Your task is to copy every line of the entries that contains "surface".

BEGIN Data supplied

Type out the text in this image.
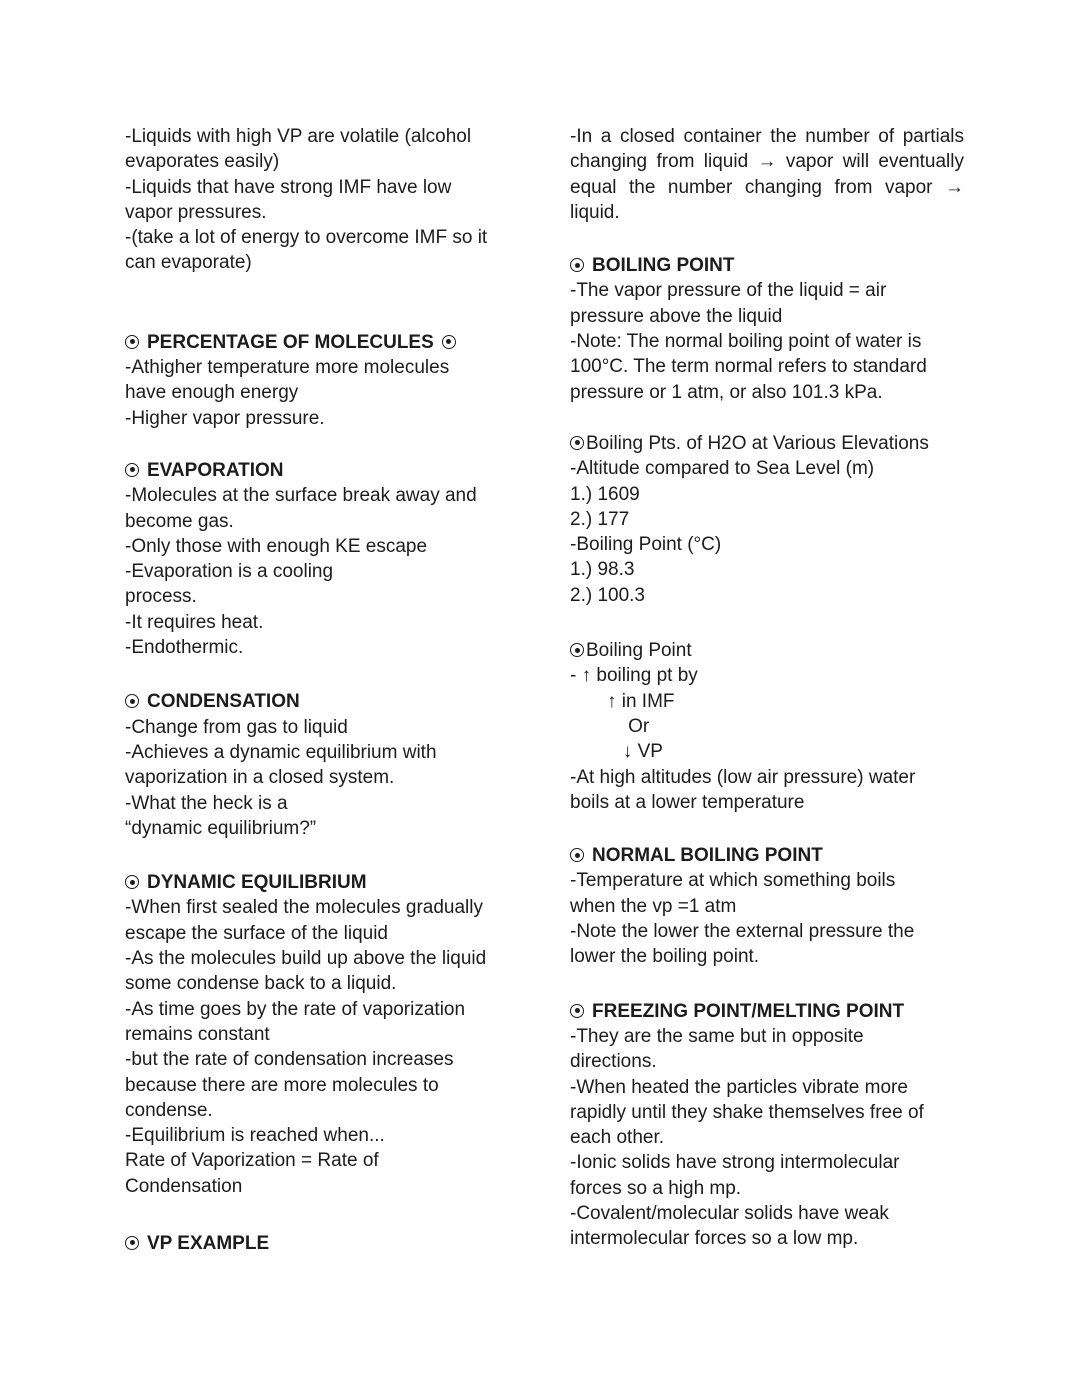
-Liquids with high VP are volatile (alcohol
evaporates easily)
-Liquids that have strong IMF have low
vapor pressures.
-(take a lot of energy to overcome IMF so it
can evaporate)
PERCENTAGE OF MOLECULES
-Athigher temperature more molecules
have enough energy
-Higher vapor pressure.
EVAPORATION
-Molecules at the surface break away and
become gas.
-Only those with enough KE escape
-Evaporation is a cooling
process.
-It requires heat.
-Endothermic.
CONDENSATION
-Change from gas to liquid
-Achieves a dynamic equilibrium with
vaporization in a closed system.
-What the heck is a
“dynamic equilibrium?”
DYNAMIC EQUILIBRIUM
-When first sealed the molecules gradually
escape the surface of the liquid
-As the molecules build up above the liquid
some condense back to a liquid.
-As time goes by the rate of vaporization
remains constant
-but the rate of condensation increases
because there are more molecules to
condense.
-Equilibrium is reached when...
Rate of Vaporization = Rate of
Condensation
VP EXAMPLE
-In a closed container the number of partials
changing from liquid → vapor will eventually
equal the number changing from vapor →
liquid.
BOILING POINT
-The vapor pressure of the liquid = air
pressure above the liquid
-Note: The normal boiling point of water is
100°C. The term normal refers to standard
pressure or 1 atm, or also 101.3 kPa.
Boiling Pts. of H2O at Various Elevations
-Altitude compared to Sea Level (m)
1.) 1609
2.) 177
-Boiling Point (°C)
1.) 98.3
2.) 100.3
Boiling Point
- ↑ boiling pt by
↑ in IMF
Or
↓ VP
-At high altitudes (low air pressure) water
boils at a lower temperature
NORMAL BOILING POINT
-Temperature at which something boils
when the vp =1 atm
-Note the lower the external pressure the
lower the boiling point.
FREEZING POINT/MELTING POINT
-They are the same but in opposite
directions.
-When heated the particles vibrate more
rapidly until they shake themselves free of
each other.
-Ionic solids have strong intermolecular
forces so a high mp.
-Covalent/molecular solids have weak
intermolecular forces so a low mp.
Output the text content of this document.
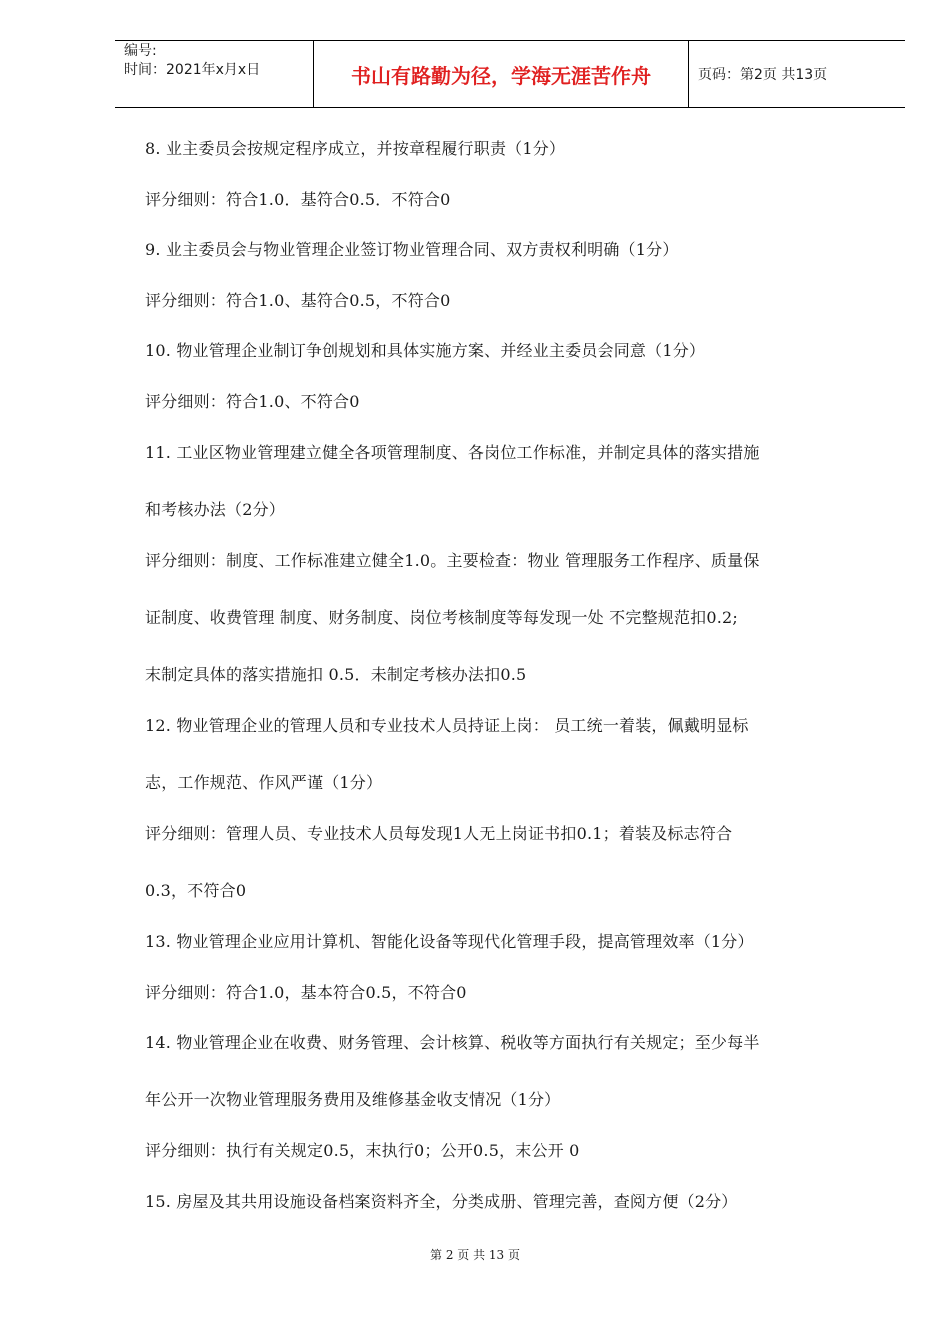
编号:
时间：2021年x月x日	书山有路勤为径，学海无涯苦作舟	页码：第2页 共13页
8. 业主委员会按规定程序成立，并按章程履行职责（1分）
评分细则：符合1.0．基符合0.5．不符合0
9. 业主委员会与物业管理企业签订物业管理合同、双方责权利明确（1分）
评分细则：符合1.0、基符合0.5，不符合0
10. 物业管理企业制订争创规划和具体实施方案、并经业主委员会同意（1分）
评分细则：符合1.0、不符合0
11. 工业区物业管理建立健全各项管理制度、各岗位工作标准，并制定具体的落实措施
和考核办法（2分）
评分细则：制度、工作标准建立健全1.0。主要检查：物业 管理服务工作程序、质量保
证制度、收费管理 制度、财务制度、岗位考核制度等每发现一处 不完整规范扣0.2;
末制定具体的落实措施扣 0.5．未制定考核办法扣0.5
12. 物业管理企业的管理人员和专业技术人员持证上岗： 员工统一着装，佩戴明显标
志，工作规范、作风严谨（1分）
评分细则：管理人员、专业技术人员每发现1人无上岗证书扣0.1；着装及标志符合
0.3，不符合0
13. 物业管理企业应用计算机、智能化设备等现代化管理手段，提高管理效率（1分）
评分细则：符合1.0，基本符合0.5，不符合0
14. 物业管理企业在收费、财务管理、会计核算、税收等方面执行有关规定；至少每半
年公开一次物业管理服务费用及维修基金收支情况（1分）
评分细则：执行有关规定0.5，末执行0；公开0.5，末公开 0
15. 房屋及其共用设施设备档案资料齐全，分类成册、管理完善，查阅方便（2分）
第 2 页 共 13 页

END Data supplied

Solution to the problem:
-Molecules at the surface break away and
escape the surface of the liquid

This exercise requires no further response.